[Source data]
◆ ◆ ◆ ◆

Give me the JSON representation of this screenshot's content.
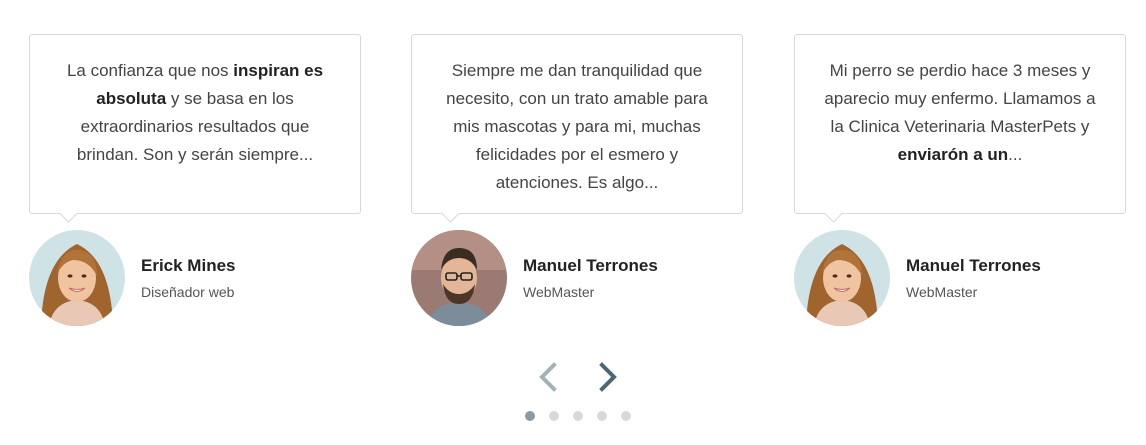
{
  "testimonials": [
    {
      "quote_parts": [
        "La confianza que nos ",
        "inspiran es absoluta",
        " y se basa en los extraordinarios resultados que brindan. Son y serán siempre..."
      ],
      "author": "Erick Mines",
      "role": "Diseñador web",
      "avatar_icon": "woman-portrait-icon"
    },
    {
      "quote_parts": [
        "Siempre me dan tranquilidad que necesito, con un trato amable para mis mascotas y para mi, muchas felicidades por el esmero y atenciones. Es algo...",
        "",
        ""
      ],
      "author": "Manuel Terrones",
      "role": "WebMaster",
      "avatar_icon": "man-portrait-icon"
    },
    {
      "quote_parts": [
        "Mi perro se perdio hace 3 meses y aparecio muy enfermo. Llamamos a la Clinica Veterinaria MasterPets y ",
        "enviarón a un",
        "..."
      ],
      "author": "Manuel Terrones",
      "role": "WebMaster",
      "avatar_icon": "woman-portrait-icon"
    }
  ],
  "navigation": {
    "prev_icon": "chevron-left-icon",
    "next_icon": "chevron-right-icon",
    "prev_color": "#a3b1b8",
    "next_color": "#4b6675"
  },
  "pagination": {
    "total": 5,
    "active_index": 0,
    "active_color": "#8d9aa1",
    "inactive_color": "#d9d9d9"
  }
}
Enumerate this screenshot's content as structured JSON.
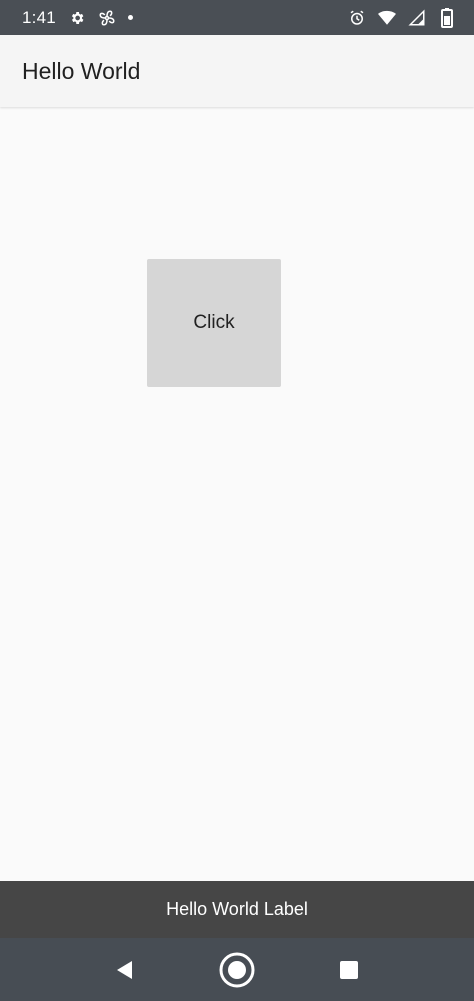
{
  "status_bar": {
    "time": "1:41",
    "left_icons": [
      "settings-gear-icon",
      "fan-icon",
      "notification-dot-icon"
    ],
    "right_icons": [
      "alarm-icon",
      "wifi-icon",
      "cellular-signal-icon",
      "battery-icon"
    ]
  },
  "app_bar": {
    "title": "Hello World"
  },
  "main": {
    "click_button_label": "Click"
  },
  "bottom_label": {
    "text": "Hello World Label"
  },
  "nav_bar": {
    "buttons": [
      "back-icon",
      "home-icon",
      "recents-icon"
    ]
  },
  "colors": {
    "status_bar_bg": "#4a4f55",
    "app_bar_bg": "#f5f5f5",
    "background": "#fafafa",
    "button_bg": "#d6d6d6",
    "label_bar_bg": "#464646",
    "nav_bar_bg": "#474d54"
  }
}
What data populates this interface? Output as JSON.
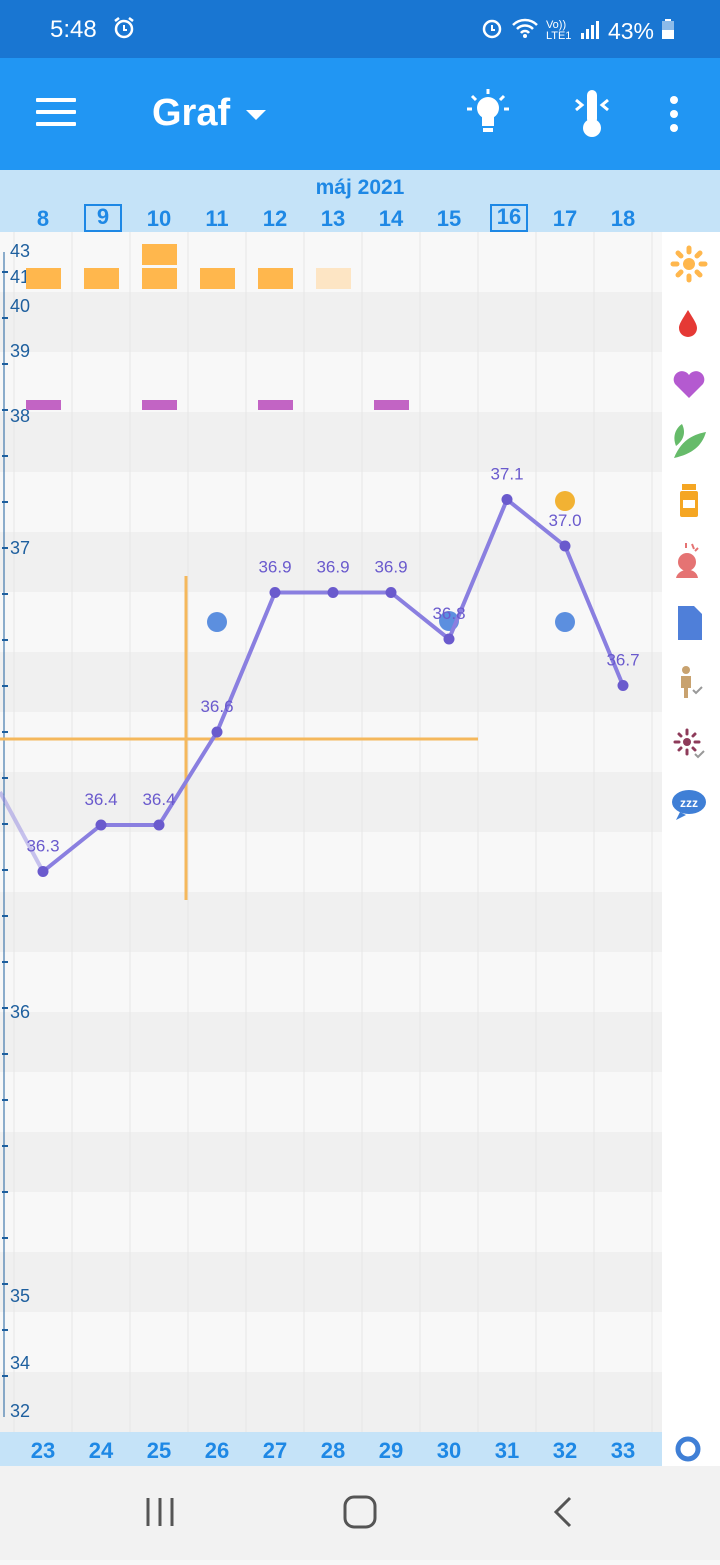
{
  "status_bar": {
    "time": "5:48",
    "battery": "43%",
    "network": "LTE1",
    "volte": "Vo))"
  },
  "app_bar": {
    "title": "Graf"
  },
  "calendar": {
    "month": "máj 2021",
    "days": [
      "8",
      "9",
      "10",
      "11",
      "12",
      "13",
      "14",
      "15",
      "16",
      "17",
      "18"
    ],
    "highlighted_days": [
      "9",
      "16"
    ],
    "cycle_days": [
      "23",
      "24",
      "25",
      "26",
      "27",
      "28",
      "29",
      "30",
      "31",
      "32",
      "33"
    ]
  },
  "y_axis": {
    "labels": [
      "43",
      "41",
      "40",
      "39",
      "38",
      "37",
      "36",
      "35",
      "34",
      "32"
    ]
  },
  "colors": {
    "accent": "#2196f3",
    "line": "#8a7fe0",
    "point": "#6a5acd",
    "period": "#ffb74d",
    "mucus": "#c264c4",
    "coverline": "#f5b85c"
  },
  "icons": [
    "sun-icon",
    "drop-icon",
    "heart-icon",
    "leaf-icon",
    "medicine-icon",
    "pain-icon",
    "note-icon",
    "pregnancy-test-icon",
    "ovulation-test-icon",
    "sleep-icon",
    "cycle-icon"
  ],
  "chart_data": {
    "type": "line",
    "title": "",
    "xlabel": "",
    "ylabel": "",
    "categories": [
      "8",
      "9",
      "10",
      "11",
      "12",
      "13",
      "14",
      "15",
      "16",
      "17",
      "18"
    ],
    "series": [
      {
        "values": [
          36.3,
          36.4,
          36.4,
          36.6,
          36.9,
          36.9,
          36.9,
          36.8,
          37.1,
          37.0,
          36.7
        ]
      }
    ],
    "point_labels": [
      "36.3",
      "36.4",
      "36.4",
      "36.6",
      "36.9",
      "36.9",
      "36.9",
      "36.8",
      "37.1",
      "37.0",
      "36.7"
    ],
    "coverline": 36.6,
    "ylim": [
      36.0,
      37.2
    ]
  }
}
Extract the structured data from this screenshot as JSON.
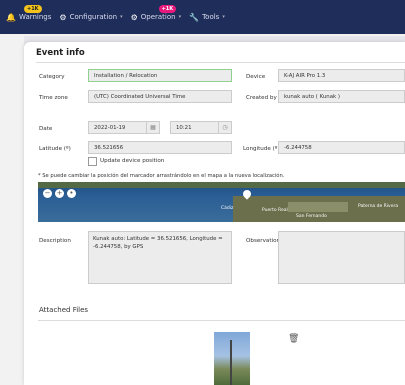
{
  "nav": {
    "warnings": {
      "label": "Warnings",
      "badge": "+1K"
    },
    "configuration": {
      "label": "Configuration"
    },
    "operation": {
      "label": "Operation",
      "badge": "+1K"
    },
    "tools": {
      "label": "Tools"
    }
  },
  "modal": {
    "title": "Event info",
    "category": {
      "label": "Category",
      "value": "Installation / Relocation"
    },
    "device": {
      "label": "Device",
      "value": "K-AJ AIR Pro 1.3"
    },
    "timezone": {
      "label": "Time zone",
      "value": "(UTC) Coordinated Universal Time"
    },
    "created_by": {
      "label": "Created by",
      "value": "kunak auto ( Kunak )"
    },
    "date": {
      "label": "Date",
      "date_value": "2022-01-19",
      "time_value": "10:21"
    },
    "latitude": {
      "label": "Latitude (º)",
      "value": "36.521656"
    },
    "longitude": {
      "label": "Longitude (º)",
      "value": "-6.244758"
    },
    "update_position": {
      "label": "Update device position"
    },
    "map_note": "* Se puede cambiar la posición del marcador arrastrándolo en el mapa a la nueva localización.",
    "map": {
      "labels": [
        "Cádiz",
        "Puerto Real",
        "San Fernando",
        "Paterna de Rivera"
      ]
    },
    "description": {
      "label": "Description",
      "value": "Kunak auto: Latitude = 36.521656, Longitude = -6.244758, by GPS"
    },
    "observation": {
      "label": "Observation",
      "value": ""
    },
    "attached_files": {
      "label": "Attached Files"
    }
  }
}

◆ ◆ ◆ ◆

Requirements – Each record should be quoted exactly, with the images omitted.

Final answer –
Give me the JSON representation of this screenshot's content.
{
  "testimonials": [
    {
      "quote_parts": [
        "La confianza que nos ",
        "inspiran es absoluta",
        " y se basa en los extraordinarios resultados que brindan. Son y serán siempre..."
      ],
      "author": "Erick Mines",
      "role": "Diseñador web",
      "avatar_icon": "woman-portrait-icon"
    },
    {
      "quote_parts": [
        "Siempre me dan tranquilidad que necesito, con un trato amable para mis mascotas y para mi, muchas felicidades por el esmero y atenciones. Es algo...",
        "",
        ""
      ],
      "author": "Manuel Terrones",
      "role": "WebMaster",
      "avatar_icon": "man-portrait-icon"
    },
    {
      "quote_parts": [
        "Mi perro se perdio hace 3 meses y aparecio muy enfermo. Llamamos a la Clinica Veterinaria MasterPets y ",
        "enviarón a un",
        "..."
      ],
      "author": "Manuel Terrones",
      "role": "WebMaster",
      "avatar_icon": "woman-portrait-icon"
    }
  ],
  "navigation": {
    "prev_icon": "chevron-left-icon",
    "next_icon": "chevron-right-icon",
    "prev_color": "#a3b1b8",
    "next_color": "#4b6675"
  },
  "pagination": {
    "total": 5,
    "active_index": 0,
    "active_color": "#8d9aa1",
    "inactive_color": "#d9d9d9"
  }
}
Enumerate this screenshot's content as structured JSON.
{
  "status_bar": {
    "time": "1:41",
    "left_icons": [
      "settings-gear-icon",
      "fan-icon",
      "notification-dot-icon"
    ],
    "right_icons": [
      "alarm-icon",
      "wifi-icon",
      "cellular-signal-icon",
      "battery-icon"
    ]
  },
  "app_bar": {
    "title": "Hello World"
  },
  "main": {
    "click_button_label": "Click"
  },
  "bottom_label": {
    "text": "Hello World Label"
  },
  "nav_bar": {
    "buttons": [
      "back-icon",
      "home-icon",
      "recents-icon"
    ]
  },
  "colors": {
    "status_bar_bg": "#4a4f55",
    "app_bar_bg": "#f5f5f5",
    "background": "#fafafa",
    "button_bg": "#d6d6d6",
    "label_bar_bg": "#464646",
    "nav_bar_bg": "#474d54"
  }
}
What data populates this interface? Output as JSON.
{
  "status_bar": {
    "time": "5:48",
    "battery": "43%",
    "network": "LTE1",
    "volte": "Vo))"
  },
  "app_bar": {
    "title": "Graf"
  },
  "calendar": {
    "month": "máj 2021",
    "days": [
      "8",
      "9",
      "10",
      "11",
      "12",
      "13",
      "14",
      "15",
      "16",
      "17",
      "18"
    ],
    "highlighted_days": [
      "9",
      "16"
    ],
    "cycle_days": [
      "23",
      "24",
      "25",
      "26",
      "27",
      "28",
      "29",
      "30",
      "31",
      "32",
      "33"
    ]
  },
  "y_axis": {
    "labels": [
      "43",
      "41",
      "40",
      "39",
      "38",
      "37",
      "36",
      "35",
      "34",
      "32"
    ]
  },
  "colors": {
    "accent": "#2196f3",
    "line": "#8a7fe0",
    "point": "#6a5acd",
    "period": "#ffb74d",
    "mucus": "#c264c4",
    "coverline": "#f5b85c"
  },
  "icons": [
    "sun-icon",
    "drop-icon",
    "heart-icon",
    "leaf-icon",
    "medicine-icon",
    "pain-icon",
    "note-icon",
    "pregnancy-test-icon",
    "ovulation-test-icon",
    "sleep-icon",
    "cycle-icon"
  ],
  "chart_data": {
    "type": "line",
    "title": "",
    "xlabel": "",
    "ylabel": "",
    "categories": [
      "8",
      "9",
      "10",
      "11",
      "12",
      "13",
      "14",
      "15",
      "16",
      "17",
      "18"
    ],
    "series": [
      {
        "values": [
          36.3,
          36.4,
          36.4,
          36.6,
          36.9,
          36.9,
          36.9,
          36.8,
          37.1,
          37.0,
          36.7
        ]
      }
    ],
    "point_labels": [
      "36.3",
      "36.4",
      "36.4",
      "36.6",
      "36.9",
      "36.9",
      "36.9",
      "36.8",
      "37.1",
      "37.0",
      "36.7"
    ],
    "coverline": 36.6,
    "ylim": [
      36.0,
      37.2
    ]
  }
}
Extract the structured data from this screenshot as JSON.
{
  "nav": {
    "warnings": {
      "label": "Warnings",
      "badge": "+1K"
    },
    "configuration": {
      "label": "Configuration"
    },
    "operation": {
      "label": "Operation",
      "badge": "+1K"
    },
    "tools": {
      "label": "Tools"
    }
  },
  "modal": {
    "title": "Event info",
    "category": {
      "label": "Category",
      "value": "Installation / Relocation"
    },
    "device": {
      "label": "Device",
      "value": "K-AJ AIR Pro 1.3"
    },
    "timezone": {
      "label": "Time zone",
      "value": "(UTC) Coordinated Universal Time"
    },
    "created_by": {
      "label": "Created by",
      "value": "kunak auto ( Kunak )"
    },
    "date": {
      "label": "Date",
      "date_value": "2022-01-19",
      "time_value": "10:21"
    },
    "latitude": {
      "label": "Latitude (º)",
      "value": "36.521656"
    },
    "longitude": {
      "label": "Longitude (º)",
      "value": "-6.244758"
    },
    "update_position": {
      "label": "Update device position"
    },
    "map_note": "* Se puede cambiar la posición del marcador arrastrándolo en el mapa a la nueva localización.",
    "map": {
      "labels": [
        "Cádiz",
        "Puerto Real",
        "San Fernando",
        "Paterna de Rivera"
      ]
    },
    "description": {
      "label": "Description",
      "value": "Kunak auto: Latitude = 36.521656, Longitude = -6.244758, by GPS"
    },
    "observation": {
      "label": "Observation",
      "value": ""
    },
    "attached_files": {
      "label": "Attached Files"
    }
  }
}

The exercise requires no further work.